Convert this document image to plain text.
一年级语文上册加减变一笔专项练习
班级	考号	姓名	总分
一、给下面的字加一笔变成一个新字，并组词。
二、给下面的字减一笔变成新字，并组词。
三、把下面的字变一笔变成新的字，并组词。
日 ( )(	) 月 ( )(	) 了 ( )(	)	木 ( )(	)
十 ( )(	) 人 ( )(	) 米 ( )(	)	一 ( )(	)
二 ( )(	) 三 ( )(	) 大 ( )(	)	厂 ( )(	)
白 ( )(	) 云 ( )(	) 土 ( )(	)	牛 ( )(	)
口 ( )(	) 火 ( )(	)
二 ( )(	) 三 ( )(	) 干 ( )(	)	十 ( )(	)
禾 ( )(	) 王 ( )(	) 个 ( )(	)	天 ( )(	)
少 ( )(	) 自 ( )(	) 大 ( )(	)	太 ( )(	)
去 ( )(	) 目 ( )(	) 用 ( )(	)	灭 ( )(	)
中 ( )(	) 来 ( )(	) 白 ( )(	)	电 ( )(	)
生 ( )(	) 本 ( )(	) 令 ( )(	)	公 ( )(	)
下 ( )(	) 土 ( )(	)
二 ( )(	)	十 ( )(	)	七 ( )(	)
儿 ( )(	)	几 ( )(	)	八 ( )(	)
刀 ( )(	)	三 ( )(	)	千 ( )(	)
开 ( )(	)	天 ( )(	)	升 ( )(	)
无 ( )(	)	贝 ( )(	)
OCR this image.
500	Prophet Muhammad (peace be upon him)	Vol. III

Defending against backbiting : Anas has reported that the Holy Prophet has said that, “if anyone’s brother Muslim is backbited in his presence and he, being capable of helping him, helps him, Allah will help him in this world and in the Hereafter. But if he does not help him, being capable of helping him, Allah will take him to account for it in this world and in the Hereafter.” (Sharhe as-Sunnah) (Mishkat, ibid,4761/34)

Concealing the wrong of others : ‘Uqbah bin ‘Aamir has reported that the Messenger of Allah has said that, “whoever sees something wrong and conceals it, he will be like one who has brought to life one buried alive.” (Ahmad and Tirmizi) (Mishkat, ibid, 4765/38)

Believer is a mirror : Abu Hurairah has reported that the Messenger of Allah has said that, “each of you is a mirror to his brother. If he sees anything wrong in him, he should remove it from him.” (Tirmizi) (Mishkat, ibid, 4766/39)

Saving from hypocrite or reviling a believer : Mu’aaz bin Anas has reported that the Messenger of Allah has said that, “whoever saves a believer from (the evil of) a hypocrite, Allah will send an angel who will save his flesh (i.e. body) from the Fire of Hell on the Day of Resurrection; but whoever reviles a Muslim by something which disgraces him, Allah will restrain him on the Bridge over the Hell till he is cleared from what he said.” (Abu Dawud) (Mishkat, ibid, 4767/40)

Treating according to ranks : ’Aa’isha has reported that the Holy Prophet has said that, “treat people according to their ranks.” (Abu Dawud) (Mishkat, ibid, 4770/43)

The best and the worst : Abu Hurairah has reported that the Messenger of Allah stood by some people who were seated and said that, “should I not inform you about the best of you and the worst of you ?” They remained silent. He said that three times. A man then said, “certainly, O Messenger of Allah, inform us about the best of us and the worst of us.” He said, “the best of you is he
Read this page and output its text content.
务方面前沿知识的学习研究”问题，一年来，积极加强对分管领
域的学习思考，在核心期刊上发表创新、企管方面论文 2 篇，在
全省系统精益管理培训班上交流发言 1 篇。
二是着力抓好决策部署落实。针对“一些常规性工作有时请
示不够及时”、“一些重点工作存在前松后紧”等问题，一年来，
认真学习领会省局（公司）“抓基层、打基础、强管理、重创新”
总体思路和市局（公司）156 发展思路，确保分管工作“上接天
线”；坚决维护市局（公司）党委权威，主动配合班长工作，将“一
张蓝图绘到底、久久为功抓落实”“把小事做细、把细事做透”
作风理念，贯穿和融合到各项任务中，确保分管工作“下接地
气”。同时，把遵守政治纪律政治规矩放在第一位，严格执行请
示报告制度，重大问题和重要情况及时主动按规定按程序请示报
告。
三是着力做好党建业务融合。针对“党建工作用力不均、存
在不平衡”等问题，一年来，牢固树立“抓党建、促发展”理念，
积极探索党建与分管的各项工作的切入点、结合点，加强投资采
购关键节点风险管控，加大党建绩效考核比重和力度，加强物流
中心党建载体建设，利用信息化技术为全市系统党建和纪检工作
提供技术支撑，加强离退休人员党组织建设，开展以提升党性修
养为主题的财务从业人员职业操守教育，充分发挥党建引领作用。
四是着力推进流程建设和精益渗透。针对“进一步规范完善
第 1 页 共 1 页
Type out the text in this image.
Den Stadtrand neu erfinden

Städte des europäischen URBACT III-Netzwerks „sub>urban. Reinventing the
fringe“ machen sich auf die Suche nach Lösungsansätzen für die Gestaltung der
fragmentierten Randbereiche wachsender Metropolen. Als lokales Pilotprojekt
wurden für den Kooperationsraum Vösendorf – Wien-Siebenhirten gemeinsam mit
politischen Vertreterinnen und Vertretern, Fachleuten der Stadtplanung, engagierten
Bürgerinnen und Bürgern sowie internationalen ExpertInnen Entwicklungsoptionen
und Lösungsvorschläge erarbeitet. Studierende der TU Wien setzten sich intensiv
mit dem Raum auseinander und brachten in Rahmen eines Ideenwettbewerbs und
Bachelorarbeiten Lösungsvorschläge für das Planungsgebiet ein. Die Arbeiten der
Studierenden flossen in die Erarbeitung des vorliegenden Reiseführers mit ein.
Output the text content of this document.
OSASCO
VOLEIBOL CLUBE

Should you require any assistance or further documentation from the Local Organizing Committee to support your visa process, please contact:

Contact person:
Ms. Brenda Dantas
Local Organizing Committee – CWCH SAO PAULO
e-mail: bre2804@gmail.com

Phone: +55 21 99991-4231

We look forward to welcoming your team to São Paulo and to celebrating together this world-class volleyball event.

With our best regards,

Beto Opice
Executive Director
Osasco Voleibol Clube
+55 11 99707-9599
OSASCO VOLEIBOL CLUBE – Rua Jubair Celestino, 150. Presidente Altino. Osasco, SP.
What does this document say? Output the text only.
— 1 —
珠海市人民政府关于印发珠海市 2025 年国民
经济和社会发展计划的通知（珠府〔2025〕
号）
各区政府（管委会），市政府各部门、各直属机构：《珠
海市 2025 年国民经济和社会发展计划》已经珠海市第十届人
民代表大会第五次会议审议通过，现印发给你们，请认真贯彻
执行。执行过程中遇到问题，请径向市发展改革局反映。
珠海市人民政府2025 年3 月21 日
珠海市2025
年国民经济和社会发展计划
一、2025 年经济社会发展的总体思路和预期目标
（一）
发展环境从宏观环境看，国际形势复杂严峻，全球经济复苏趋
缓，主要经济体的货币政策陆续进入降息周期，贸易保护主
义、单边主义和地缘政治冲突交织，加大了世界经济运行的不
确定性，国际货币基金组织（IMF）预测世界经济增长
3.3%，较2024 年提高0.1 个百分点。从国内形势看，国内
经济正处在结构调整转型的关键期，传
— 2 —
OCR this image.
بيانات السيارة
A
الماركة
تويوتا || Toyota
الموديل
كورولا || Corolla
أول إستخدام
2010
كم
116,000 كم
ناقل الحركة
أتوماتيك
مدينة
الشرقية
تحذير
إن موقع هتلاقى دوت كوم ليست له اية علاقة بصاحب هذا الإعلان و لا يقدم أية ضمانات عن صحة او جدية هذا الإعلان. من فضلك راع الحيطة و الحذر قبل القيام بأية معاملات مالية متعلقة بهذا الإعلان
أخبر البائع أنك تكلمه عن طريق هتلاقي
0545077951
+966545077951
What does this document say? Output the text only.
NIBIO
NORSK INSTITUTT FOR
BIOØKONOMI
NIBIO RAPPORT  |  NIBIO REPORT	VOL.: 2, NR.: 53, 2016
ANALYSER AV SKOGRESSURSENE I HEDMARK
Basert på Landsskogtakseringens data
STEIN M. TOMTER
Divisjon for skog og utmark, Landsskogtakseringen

--------------------------------------------------

Using the listing above, list every line in which the string "people" occurs.

Treating according to ranks : ’Aa’isha has reported that the Holy Prophet has said that, “treat people according to their ranks.” (Abu Dawud) (Mishkat, ibid, 4770/43)
The best and the worst : Abu Hurairah has reported that the Messenger of Allah stood by some people who were seated and said that, “should I not inform you about the best of you and the worst of you ?” They remained silent. He said that three times. A man then said, “certainly, O Messenger of Allah, inform us about the best of us and the worst of us.” He said, “the best of you is he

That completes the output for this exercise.